● EXERCISE AIM: Filter the data below for the string "already" and copy each matching line.

Dataset items:

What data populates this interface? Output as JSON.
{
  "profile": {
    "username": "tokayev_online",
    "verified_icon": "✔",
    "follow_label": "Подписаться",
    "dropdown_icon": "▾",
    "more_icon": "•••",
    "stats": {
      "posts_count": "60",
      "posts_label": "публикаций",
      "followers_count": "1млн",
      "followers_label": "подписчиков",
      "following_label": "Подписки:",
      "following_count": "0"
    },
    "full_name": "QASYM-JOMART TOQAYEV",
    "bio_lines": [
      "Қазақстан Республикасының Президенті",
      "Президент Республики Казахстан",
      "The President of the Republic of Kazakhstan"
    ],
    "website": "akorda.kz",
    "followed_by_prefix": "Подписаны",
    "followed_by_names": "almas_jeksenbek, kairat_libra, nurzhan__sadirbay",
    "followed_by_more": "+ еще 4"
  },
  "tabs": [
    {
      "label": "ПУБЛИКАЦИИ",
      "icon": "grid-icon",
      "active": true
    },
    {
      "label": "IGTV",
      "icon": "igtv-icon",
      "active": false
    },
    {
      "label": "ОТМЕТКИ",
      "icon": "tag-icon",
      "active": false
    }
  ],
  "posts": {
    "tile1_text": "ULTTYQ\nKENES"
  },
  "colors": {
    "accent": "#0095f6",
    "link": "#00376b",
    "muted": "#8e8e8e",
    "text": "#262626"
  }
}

* * *

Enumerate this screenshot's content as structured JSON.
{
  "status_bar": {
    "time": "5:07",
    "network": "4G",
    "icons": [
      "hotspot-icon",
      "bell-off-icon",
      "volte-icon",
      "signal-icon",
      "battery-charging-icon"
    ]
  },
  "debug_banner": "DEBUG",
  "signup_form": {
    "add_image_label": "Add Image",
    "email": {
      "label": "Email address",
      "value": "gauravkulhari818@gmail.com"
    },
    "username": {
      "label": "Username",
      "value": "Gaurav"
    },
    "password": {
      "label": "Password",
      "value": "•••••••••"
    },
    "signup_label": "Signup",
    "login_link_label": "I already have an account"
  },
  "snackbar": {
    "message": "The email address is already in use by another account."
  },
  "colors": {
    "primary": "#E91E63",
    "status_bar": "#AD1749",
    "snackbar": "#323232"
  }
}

● TASK SOLUTION:
    "login_link_label": "I already have an account"
    "message": "The email address is already in use by another account."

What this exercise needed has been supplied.